== Quoted passage

Wout van Aert, winner of the 2023 Tour of Britain, is one of many riders left out of pocket by the collapse of the former race promoter, SweetSpot.
Multiple sources recently informed Cycling Weekly that the 2023 prize money was not likely to be paid after SweetSpot entered liquidation in January.
The Tour of Britain's 2023 regulations page claims "a total of €113,080 will be awarded in prize money at the event."
Adam Hansen, the president of the CPA riders’ union, told Cycling Weekly that the CPA has now received a letter from the corporate recovery firm handling the liquidation all but confirming that the riders’ union - which would usually distribute the prize money - is owed funds.
The CPA claims that if the liquidator is unable to pay the prize money, British Cycling must pay the missing funds under UCI regulations.
In a statement released to Cycling Weekly, Hansen emphasised the CPA’s commitment to ensuring that the prize money for the event is eventually paid.
He said: “The CPA is well aware of the situation and has already started the process of going after the prize money funds.
“If there is not enough money left to pay after the liquidation process, it means that the national federation will have to bear the debts of the previous organisers under UCI regulations.
“So, one way or another, eventually, the riders will get their prize money if the race continues in 2024.”
On behalf of the riders, the CPA collects and distributes prize money from a multitude of races on the UCI calendar.
British Cycling announced last week that it intends to run two races, a Tour of Britain men and Tour of Britain Women, in-house after the collapse of SweetSpot. The national federation removed the licence for the men’s race from the former promoter last year over an unpaid licence fee of £700,000 which eventually resulted in a legal dispute.
SweetSpot had endured months of financial instability and a raft of further creditors had emerged, including the police.
Speaking to press in Manchester last week, including Cycling Weekly, British Cycling CEO Jon Dutton acknowledged the situation surrounding prize money and said that it was one of many “legacy issues” that the governing body had inherited.
“We're aware of it,” Dutton said. “We were recently made aware of it and it forms part of a number of legacy issues that we've inherited.”
When asked if he felt the uncertainty surrounding the races could impact teams willingness to participate, Dutton was clear that British Cycling is fully committed to rebuilding relationships affected by the chaotic situation surrounding SweetSpot.
“This for us, is about growing confidence and credibility amongst teams. It's about building relationships,” he added. “We will work through all of the different challenges that have been thrown at us and find solutions.
“We know that we've got a big job to do in terms of our own credibility and that will come from gaining momentum from whatever we say, backing that up with our actions, and forming those relationships.”
Some teams that raced last year’s Tour of Britain are clients of a company based in the Netherlands, the Cycling Service, which collects prize money on their behalf. This includes Visma-Lease A Bike, the team of the race winner Van Aert.
John Van Den Akker, a Dutch former professional and manager of the Cycling Service, echoed the CPA’s sentiment and insisted that British Cycling would need to pay the outstanding prize money.
“Due to the UCI rules I think the national federation needs to confirm that the prize money will be paid,” he said. “I think for the UCI it's difficult now because they cannot allow a licence for 2024, first the prize money for 2023 should be solved. It’s a difficult situation and the national federation and UCI need to find a solution.”
It’s understood that a variety of teams, including Visma-Lease A Bike, could skip the Tour of Britain until the picture around the race becomes clearer. Despite British Cycling emphasising its commitment to the race, it still lacks stage information, a route and other important details.

====

- Work to be completed -
Translate this sentence from the article on Tour of Britain prize money into Spanish: "On behalf of the riders, the CPA collects and distributes prize money from a multitude of races on the UCI calendar."

== Information given

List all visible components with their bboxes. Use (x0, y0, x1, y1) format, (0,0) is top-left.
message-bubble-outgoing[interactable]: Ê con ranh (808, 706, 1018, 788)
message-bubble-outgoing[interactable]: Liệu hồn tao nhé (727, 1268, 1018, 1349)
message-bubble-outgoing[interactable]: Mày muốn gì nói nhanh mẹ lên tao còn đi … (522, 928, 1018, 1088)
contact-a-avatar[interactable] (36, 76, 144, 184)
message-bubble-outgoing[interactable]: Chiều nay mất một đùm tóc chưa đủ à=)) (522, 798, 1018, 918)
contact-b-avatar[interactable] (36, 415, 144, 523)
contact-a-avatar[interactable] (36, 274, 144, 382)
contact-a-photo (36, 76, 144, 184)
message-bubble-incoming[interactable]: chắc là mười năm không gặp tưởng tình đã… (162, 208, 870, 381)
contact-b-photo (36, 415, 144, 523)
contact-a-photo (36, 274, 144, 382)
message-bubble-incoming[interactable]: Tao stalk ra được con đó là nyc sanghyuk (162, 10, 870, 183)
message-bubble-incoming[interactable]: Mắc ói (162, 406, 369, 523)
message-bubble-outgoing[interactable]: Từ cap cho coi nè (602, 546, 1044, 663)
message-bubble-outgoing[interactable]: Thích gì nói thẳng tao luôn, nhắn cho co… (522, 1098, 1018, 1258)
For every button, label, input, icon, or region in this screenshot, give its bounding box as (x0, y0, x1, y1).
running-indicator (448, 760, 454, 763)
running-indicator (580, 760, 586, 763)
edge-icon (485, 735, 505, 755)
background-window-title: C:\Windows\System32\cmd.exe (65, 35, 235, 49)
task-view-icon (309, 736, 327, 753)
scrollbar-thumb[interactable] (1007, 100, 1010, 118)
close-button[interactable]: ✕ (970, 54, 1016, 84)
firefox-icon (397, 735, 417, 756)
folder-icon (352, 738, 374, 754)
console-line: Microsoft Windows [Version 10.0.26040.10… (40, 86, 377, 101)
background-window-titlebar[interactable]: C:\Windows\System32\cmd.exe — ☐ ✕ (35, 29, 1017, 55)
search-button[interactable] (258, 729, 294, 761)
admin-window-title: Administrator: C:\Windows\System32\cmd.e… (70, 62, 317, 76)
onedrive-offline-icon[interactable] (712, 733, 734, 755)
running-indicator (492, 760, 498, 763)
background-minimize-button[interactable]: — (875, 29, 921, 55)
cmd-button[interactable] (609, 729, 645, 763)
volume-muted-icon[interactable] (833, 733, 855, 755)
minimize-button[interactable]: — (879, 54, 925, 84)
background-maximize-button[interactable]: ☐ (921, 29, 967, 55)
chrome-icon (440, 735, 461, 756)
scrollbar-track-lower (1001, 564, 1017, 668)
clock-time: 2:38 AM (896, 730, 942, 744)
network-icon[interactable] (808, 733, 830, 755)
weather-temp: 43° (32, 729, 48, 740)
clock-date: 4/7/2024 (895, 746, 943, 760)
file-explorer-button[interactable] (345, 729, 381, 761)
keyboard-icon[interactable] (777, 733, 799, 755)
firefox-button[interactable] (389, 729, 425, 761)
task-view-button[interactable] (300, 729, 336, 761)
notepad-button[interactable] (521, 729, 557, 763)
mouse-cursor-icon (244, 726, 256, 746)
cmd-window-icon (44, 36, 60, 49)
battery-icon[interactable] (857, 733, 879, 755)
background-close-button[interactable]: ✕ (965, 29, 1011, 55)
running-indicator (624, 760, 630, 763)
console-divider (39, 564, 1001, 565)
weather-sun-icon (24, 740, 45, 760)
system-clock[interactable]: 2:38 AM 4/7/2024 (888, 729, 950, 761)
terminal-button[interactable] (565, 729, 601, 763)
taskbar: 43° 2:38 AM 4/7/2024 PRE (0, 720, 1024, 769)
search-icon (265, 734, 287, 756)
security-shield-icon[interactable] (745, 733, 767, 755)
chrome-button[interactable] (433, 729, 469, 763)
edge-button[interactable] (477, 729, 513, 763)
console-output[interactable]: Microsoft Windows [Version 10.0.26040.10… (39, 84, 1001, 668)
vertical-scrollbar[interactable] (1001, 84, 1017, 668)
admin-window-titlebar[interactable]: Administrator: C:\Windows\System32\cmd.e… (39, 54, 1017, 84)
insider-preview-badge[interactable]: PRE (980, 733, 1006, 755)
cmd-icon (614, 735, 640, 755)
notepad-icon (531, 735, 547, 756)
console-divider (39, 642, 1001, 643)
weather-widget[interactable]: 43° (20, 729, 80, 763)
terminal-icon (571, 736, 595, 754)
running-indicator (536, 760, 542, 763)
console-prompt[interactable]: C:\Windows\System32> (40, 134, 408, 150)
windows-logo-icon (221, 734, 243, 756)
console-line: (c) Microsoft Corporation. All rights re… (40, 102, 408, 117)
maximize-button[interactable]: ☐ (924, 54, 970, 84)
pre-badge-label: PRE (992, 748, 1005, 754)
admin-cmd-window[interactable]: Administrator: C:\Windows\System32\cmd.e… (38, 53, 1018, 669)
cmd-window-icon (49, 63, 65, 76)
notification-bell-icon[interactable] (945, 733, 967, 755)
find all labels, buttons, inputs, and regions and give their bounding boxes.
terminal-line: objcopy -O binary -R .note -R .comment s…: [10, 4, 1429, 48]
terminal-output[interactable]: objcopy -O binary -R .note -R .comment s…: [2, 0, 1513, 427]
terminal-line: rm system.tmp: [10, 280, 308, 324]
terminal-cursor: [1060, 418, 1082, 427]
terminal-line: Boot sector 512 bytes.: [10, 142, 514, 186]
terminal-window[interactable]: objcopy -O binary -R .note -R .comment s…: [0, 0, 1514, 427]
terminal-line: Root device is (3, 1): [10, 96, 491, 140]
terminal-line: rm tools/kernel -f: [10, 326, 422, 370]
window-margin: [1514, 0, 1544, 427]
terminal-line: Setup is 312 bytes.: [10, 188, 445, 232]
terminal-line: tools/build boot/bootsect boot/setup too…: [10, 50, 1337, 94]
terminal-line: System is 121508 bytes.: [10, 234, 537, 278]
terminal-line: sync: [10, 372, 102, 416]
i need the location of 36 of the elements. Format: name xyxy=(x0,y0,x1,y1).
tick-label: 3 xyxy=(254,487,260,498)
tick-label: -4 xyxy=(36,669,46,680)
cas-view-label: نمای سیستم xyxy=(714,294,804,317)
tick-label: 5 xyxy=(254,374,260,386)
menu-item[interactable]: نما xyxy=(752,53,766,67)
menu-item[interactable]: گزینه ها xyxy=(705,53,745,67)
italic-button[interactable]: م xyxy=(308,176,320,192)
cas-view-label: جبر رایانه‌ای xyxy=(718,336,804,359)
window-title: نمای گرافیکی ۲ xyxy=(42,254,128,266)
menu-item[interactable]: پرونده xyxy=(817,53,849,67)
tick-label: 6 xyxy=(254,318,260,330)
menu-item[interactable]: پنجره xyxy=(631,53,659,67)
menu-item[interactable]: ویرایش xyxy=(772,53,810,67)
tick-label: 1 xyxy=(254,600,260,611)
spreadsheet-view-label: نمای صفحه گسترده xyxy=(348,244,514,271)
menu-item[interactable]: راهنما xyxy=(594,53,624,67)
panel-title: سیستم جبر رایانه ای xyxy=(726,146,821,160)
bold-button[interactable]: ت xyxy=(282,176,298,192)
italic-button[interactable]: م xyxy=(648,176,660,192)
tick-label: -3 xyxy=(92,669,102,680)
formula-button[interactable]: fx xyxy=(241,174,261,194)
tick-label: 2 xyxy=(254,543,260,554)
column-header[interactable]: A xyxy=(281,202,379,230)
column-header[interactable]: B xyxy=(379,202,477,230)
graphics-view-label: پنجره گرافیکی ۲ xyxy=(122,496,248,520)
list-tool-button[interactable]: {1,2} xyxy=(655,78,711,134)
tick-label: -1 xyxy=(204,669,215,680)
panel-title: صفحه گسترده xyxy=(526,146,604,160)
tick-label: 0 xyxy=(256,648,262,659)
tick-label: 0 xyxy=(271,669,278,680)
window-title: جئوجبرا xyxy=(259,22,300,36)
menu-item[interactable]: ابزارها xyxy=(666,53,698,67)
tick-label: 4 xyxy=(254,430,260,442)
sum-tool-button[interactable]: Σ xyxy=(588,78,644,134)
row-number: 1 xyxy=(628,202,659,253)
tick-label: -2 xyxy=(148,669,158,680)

====

- Answer for this exercise -
En nombre de los corredores, la CPA recauda y distribuye el dinero de los premios de una multitud de carreras del calendario de la UCI.